## YOUR INSTRUCTIONS
Rewrite everything from the start of the material down to the line containing "y0 x1 y1</box>.", replacing "article-number" with "clause-number" and leaving all else unchanged. Leave the pictures out.

## Element position data
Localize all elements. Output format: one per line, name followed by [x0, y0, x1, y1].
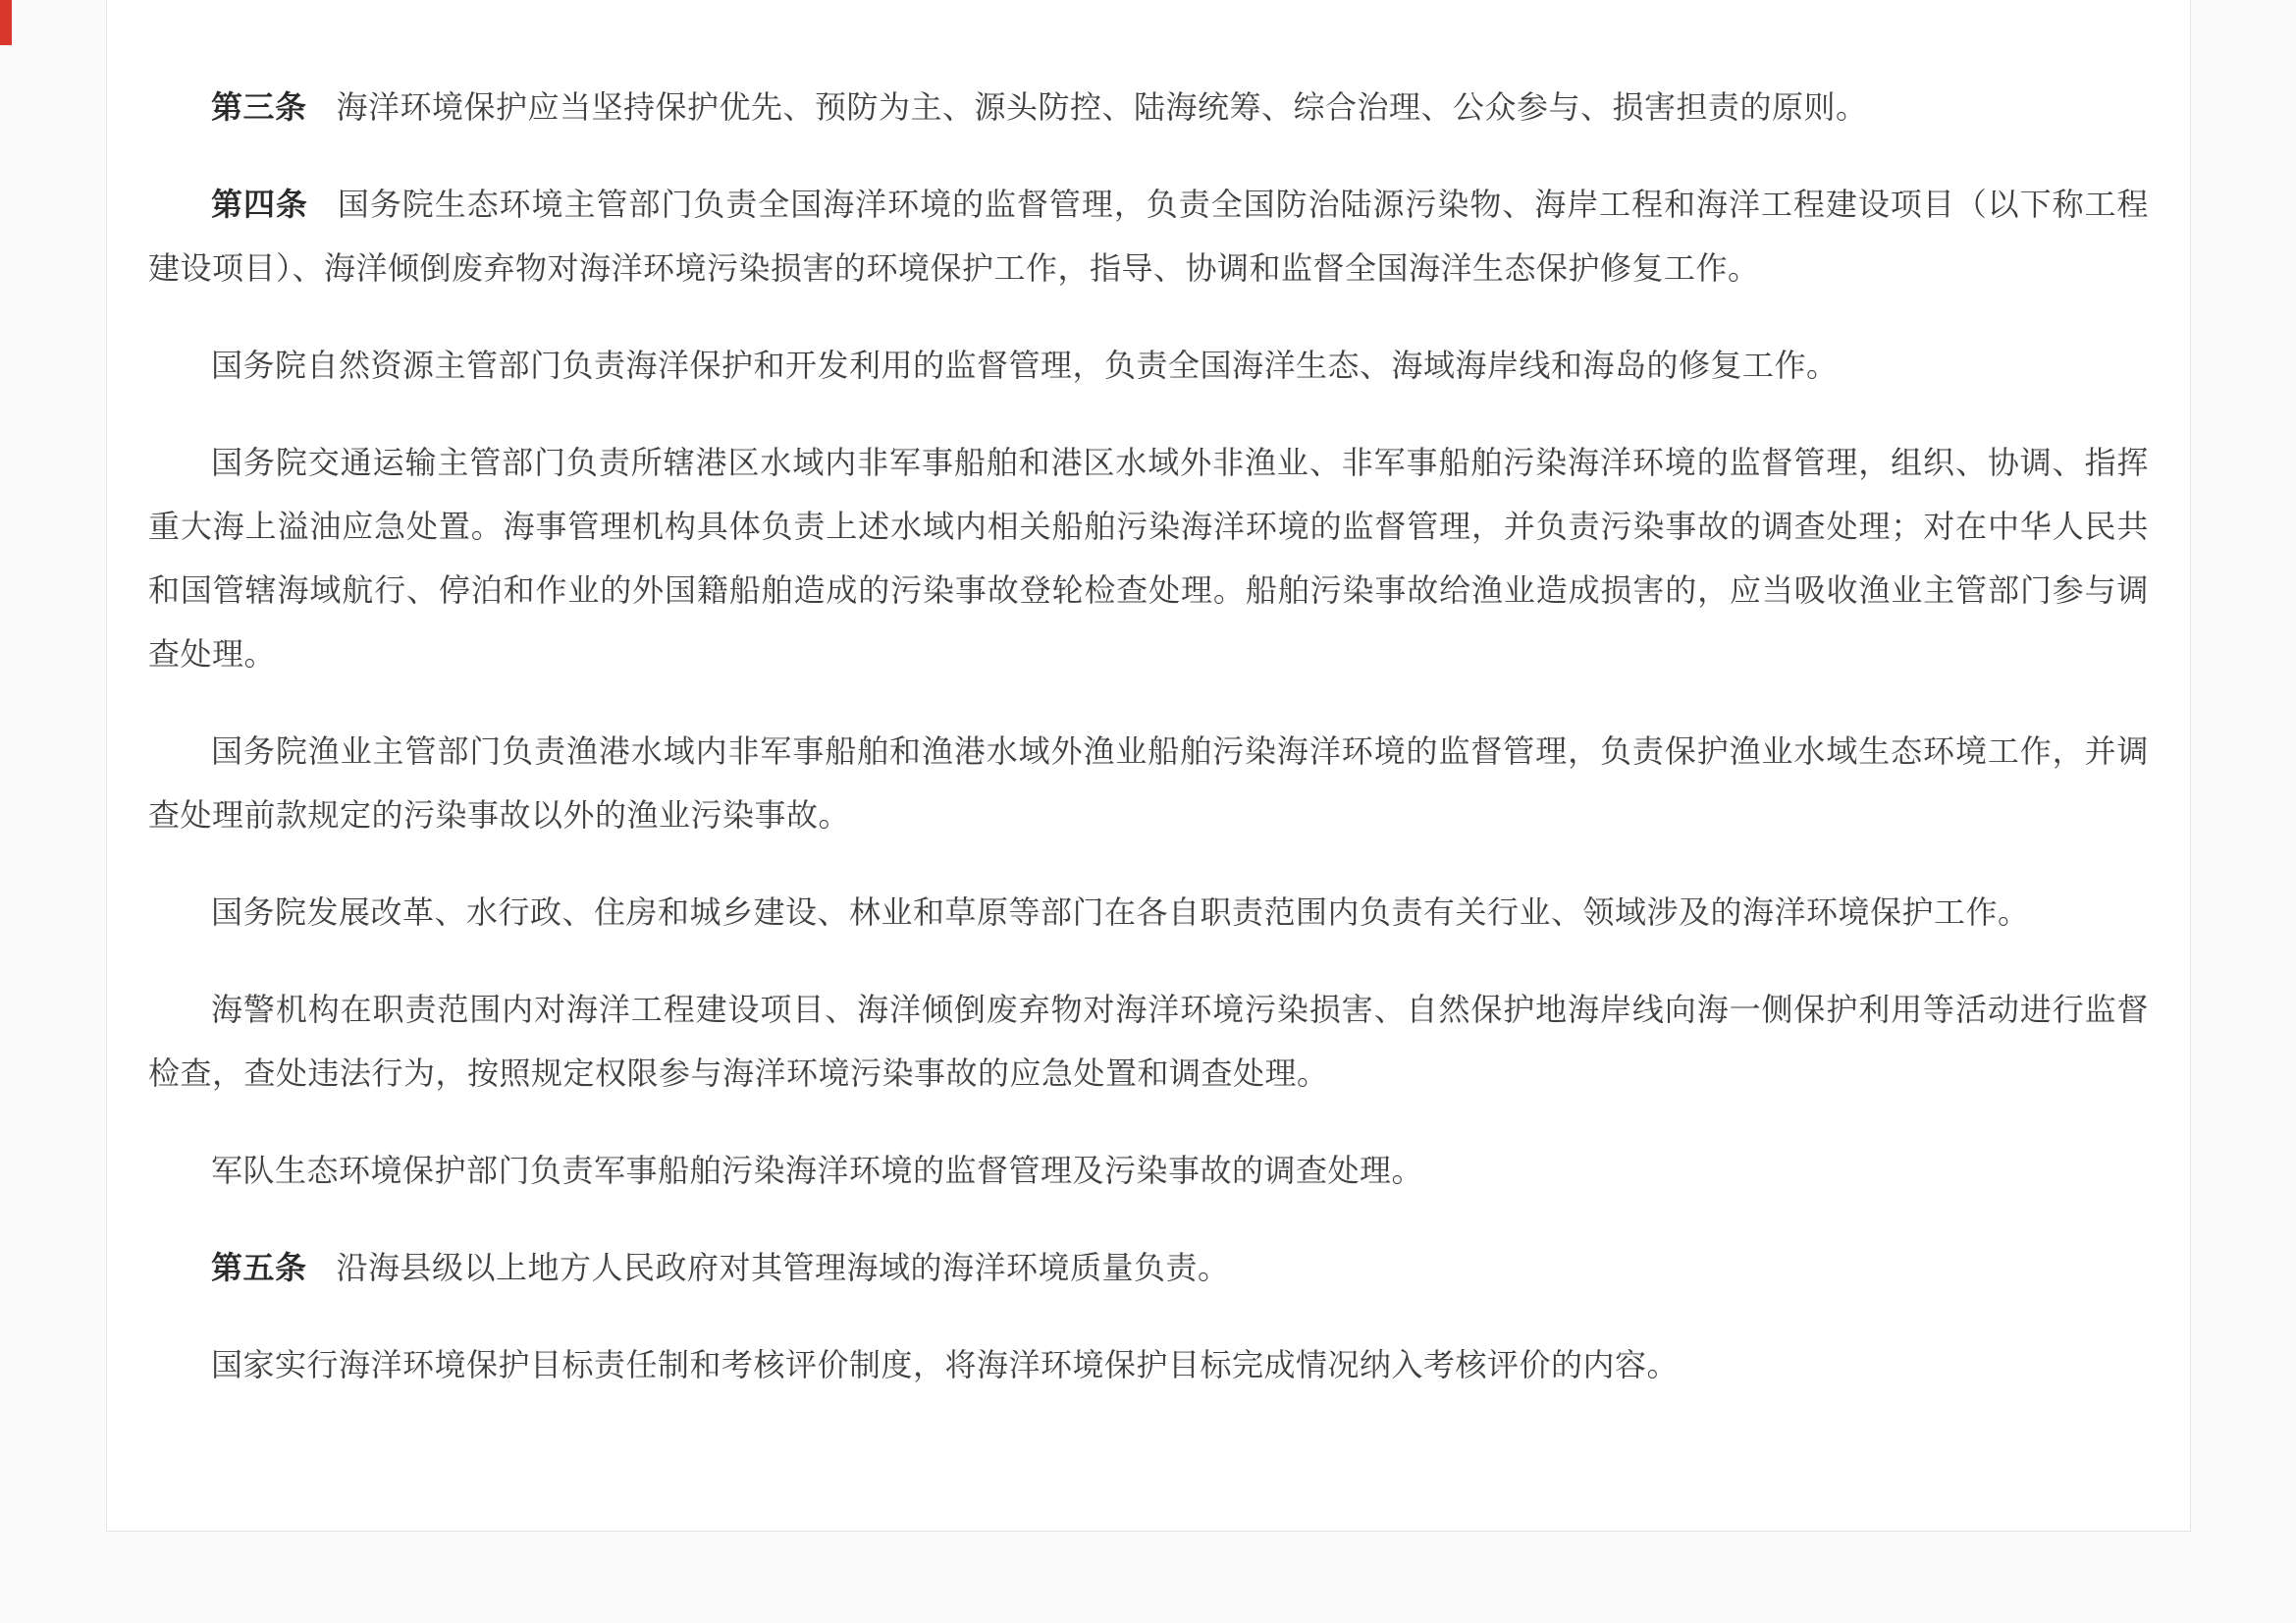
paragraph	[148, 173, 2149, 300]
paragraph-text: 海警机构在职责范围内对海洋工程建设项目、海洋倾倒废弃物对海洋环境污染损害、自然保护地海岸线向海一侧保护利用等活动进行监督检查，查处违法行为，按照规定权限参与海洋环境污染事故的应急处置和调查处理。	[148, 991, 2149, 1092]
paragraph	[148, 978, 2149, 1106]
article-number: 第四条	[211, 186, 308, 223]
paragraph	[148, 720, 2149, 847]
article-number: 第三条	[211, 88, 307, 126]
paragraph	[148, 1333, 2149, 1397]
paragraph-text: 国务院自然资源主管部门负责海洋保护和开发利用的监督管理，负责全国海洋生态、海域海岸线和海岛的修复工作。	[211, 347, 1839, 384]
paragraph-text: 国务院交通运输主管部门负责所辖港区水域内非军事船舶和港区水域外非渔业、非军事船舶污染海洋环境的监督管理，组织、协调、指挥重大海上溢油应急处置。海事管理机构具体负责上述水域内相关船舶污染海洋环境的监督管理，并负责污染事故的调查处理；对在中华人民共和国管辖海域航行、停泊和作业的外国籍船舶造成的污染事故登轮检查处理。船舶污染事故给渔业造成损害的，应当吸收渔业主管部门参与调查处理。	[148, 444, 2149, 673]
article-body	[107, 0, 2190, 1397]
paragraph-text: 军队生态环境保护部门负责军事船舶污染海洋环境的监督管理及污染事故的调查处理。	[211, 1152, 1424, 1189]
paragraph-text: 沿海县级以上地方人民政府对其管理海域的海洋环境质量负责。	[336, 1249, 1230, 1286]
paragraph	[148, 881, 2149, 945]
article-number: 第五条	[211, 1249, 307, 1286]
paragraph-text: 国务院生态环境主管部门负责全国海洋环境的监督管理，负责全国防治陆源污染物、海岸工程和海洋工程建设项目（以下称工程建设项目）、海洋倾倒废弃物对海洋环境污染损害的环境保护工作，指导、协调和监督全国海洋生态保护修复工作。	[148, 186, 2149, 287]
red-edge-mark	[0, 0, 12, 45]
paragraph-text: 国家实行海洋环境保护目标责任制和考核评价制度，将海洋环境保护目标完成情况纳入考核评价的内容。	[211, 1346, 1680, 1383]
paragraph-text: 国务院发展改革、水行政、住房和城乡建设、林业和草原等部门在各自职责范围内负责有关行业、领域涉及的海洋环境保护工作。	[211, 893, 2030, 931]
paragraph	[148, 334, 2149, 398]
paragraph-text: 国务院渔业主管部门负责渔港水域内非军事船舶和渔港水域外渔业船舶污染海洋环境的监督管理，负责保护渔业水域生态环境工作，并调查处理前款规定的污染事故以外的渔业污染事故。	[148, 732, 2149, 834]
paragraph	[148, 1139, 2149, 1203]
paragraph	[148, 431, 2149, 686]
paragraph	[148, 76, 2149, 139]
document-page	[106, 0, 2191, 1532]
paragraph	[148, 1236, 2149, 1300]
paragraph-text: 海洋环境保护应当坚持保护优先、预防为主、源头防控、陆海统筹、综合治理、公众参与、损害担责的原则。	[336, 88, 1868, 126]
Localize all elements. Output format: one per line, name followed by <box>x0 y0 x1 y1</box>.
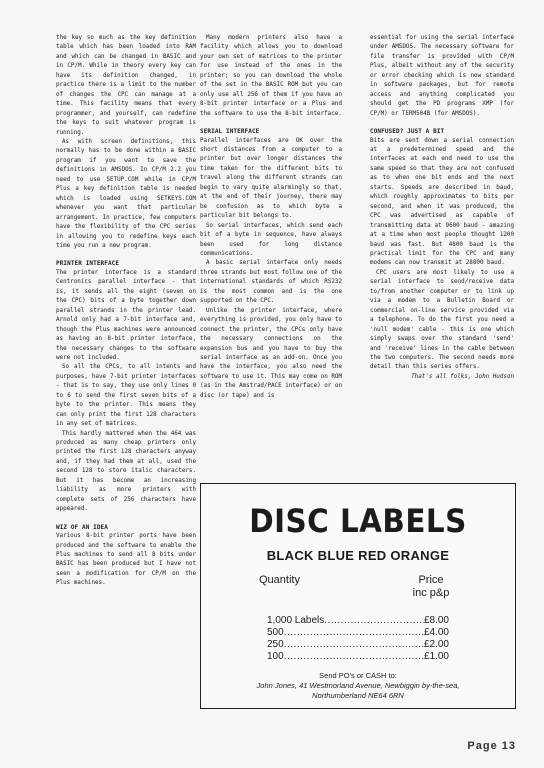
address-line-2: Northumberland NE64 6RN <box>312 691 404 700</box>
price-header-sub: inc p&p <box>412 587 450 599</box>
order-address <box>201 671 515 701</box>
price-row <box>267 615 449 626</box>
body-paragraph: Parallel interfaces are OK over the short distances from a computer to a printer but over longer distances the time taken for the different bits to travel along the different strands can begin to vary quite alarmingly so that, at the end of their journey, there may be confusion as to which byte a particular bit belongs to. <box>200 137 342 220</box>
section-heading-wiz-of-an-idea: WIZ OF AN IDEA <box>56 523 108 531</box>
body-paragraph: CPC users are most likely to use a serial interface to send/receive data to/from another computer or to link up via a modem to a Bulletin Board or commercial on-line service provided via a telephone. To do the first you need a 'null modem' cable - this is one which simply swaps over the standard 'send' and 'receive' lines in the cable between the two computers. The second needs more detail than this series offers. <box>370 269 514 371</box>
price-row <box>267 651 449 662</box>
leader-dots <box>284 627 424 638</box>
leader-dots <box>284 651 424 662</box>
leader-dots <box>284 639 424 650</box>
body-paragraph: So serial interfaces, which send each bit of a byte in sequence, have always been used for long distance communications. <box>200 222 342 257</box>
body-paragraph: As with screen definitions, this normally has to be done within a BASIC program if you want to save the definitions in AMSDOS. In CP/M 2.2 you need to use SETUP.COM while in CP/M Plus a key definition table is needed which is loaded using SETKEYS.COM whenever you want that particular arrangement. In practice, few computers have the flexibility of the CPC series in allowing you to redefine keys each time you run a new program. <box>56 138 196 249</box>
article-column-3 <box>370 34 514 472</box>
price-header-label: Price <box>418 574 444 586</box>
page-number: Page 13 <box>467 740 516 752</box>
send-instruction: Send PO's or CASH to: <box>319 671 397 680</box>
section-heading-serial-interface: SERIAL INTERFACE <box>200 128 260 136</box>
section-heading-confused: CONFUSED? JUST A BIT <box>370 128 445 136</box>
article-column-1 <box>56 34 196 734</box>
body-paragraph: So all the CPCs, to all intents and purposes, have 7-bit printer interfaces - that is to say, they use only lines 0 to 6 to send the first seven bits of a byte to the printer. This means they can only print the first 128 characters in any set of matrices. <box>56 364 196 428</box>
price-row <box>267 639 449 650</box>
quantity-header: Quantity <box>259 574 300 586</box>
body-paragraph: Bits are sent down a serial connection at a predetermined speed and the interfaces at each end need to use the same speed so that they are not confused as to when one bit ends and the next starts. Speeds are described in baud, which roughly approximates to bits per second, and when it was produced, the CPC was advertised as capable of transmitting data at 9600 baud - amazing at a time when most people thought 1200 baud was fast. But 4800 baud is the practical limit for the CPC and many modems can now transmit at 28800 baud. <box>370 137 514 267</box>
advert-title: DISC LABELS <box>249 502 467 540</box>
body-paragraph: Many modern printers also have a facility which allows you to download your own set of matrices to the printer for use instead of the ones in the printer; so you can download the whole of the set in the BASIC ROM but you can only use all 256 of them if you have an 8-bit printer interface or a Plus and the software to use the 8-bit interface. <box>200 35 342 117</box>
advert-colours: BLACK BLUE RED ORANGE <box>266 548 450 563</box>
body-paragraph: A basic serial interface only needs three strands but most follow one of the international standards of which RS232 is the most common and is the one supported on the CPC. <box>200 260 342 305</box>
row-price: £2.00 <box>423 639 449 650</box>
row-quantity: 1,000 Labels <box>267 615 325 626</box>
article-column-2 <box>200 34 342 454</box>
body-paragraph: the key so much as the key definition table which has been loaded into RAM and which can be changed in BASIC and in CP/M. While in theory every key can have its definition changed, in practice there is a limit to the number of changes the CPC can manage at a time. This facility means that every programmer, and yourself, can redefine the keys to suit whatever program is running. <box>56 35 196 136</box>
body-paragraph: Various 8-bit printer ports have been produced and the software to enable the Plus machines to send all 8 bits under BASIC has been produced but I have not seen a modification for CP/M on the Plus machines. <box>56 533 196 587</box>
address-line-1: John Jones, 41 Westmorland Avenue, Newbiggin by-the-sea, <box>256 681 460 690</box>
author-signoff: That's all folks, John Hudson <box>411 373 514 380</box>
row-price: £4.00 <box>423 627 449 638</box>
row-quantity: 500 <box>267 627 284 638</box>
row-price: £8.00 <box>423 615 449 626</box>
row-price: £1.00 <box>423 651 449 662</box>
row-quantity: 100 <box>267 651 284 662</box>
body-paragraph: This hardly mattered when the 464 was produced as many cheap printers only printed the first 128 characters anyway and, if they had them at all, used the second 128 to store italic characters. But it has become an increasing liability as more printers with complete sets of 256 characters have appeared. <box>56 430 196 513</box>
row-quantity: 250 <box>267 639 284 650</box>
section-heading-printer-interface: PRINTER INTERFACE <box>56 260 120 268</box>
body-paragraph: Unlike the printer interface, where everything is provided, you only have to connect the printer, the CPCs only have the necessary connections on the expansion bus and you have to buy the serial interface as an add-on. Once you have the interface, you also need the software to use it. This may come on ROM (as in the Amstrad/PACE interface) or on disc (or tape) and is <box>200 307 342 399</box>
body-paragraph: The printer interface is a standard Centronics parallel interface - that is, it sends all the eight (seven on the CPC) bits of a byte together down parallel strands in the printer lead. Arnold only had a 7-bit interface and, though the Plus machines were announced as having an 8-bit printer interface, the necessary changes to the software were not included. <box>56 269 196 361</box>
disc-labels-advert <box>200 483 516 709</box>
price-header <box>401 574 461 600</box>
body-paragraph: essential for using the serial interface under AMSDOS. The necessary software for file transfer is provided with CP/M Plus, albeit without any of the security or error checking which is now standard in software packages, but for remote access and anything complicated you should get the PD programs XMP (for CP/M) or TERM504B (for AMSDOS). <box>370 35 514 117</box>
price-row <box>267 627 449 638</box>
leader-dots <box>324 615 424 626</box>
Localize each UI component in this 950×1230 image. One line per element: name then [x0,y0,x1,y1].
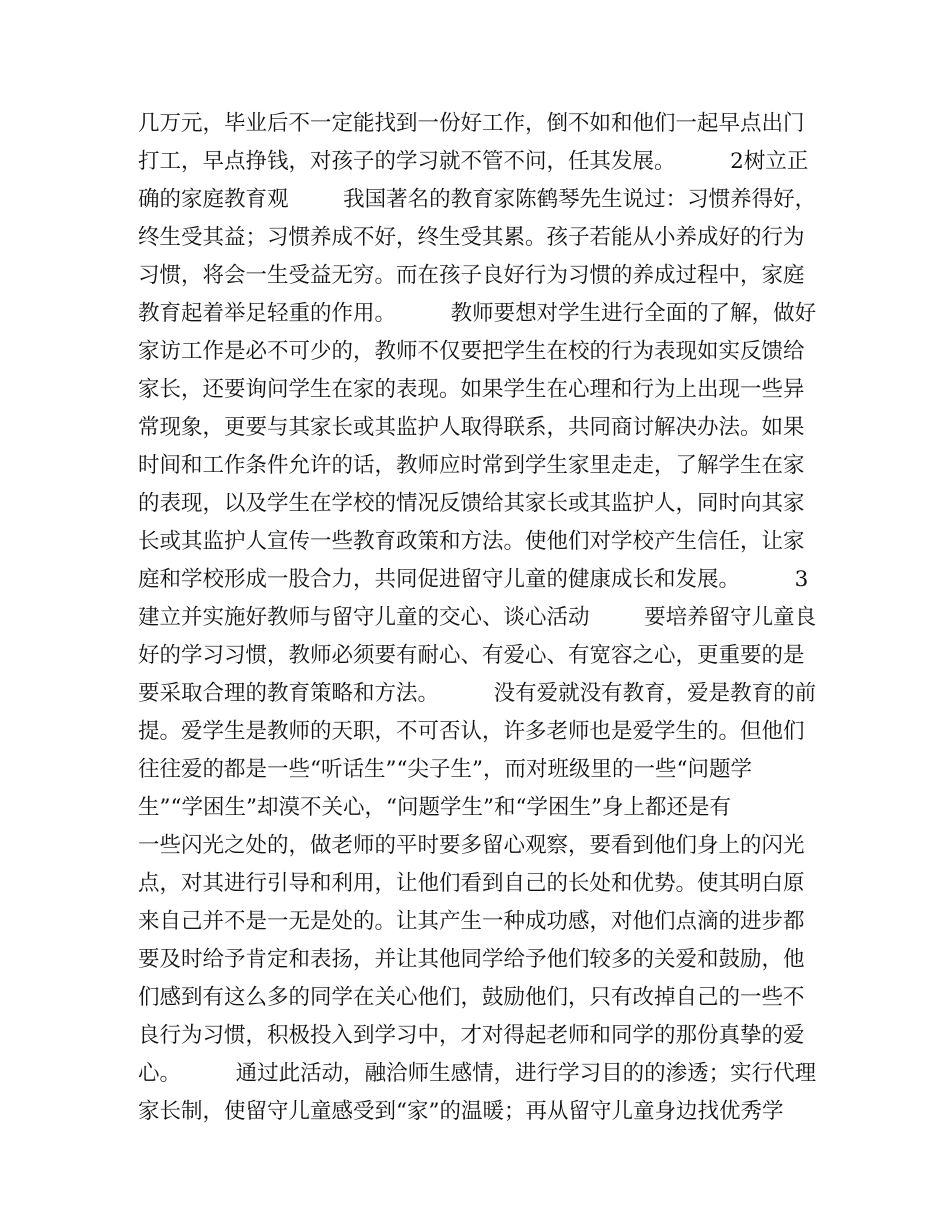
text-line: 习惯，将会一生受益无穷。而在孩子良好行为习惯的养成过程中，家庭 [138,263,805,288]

## COMPLETE RESPONSE
Localize all elements. Output format: one per line, name followed by [x0, y0, x1, y1].
paragraph	[148, 173, 2149, 300]
paragraph-text: 海警机构在职责范围内对海洋工程建设项目、海洋倾倒废弃物对海洋环境污染损害、自然保护地海岸线向海一侧保护利用等活动进行监督检查，查处违法行为，按照规定权限参与海洋环境污染事故的应急处置和调查处理。	[148, 991, 2149, 1092]
paragraph	[148, 978, 2149, 1106]
clause-number: 第四条	[211, 186, 308, 223]
paragraph	[148, 720, 2149, 847]
clause-number: 第三条	[211, 88, 307, 126]
paragraph	[148, 1333, 2149, 1397]
paragraph-text: 国务院自然资源主管部门负责海洋保护和开发利用的监督管理，负责全国海洋生态、海域海岸线和海岛的修复工作。	[211, 347, 1839, 384]
paragraph-text: 国务院交通运输主管部门负责所辖港区水域内非军事船舶和港区水域外非渔业、非军事船舶污染海洋环境的监督管理，组织、协调、指挥重大海上溢油应急处置。海事管理机构具体负责上述水域内相关船舶污染海洋环境的监督管理，并负责污染事故的调查处理；对在中华人民共和国管辖海域航行、停泊和作业的外国籍船舶造成的污染事故登轮检查处理。船舶污染事故给渔业造成损害的，应当吸收渔业主管部门参与调查处理。	[148, 444, 2149, 673]
article-body	[107, 0, 2190, 1397]
paragraph-text: 军队生态环境保护部门负责军事船舶污染海洋环境的监督管理及污染事故的调查处理。	[211, 1152, 1424, 1189]
paragraph-text: 沿海县级以上地方人民政府对其管理海域的海洋环境质量负责。	[336, 1249, 1230, 1286]
paragraph	[148, 881, 2149, 945]
clause-number: 第五条	[211, 1249, 307, 1286]
paragraph-text: 国务院生态环境主管部门负责全国海洋环境的监督管理，负责全国防治陆源污染物、海岸工程和海洋工程建设项目（以下称工程建设项目）、海洋倾倒废弃物对海洋环境污染损害的环境保护工作，指导、协调和监督全国海洋生态保护修复工作。	[148, 186, 2149, 287]
red-edge-mark	[0, 0, 12, 45]
paragraph-text: 国家实行海洋环境保护目标责任制和考核评价制度，将海洋环境保护目标完成情况纳入考核评价的内容。	[211, 1346, 1680, 1383]
paragraph-text: 国务院发展改革、水行政、住房和城乡建设、林业和草原等部门在各自职责范围内负责有关行业、领域涉及的海洋环境保护工作。	[211, 893, 2030, 931]
paragraph	[148, 334, 2149, 398]
paragraph-text: 国务院渔业主管部门负责渔港水域内非军事船舶和渔港水域外渔业船舶污染海洋环境的监督管理，负责保护渔业水域生态环境工作，并调查处理前款规定的污染事故以外的渔业污染事故。	[148, 732, 2149, 834]
paragraph	[148, 1139, 2149, 1203]
paragraph	[148, 431, 2149, 686]
paragraph	[148, 76, 2149, 139]
document-page	[106, 0, 2191, 1532]
paragraph	[148, 1236, 2149, 1300]
paragraph-text: 海洋环境保护应当坚持保护优先、预防为主、源头防控、陆海统筹、综合治理、公众参与、损害担责的原则。	[336, 88, 1868, 126]
Localize all elements. Output format: one per line, name followed by <box>x0 y0 x1 y1</box>.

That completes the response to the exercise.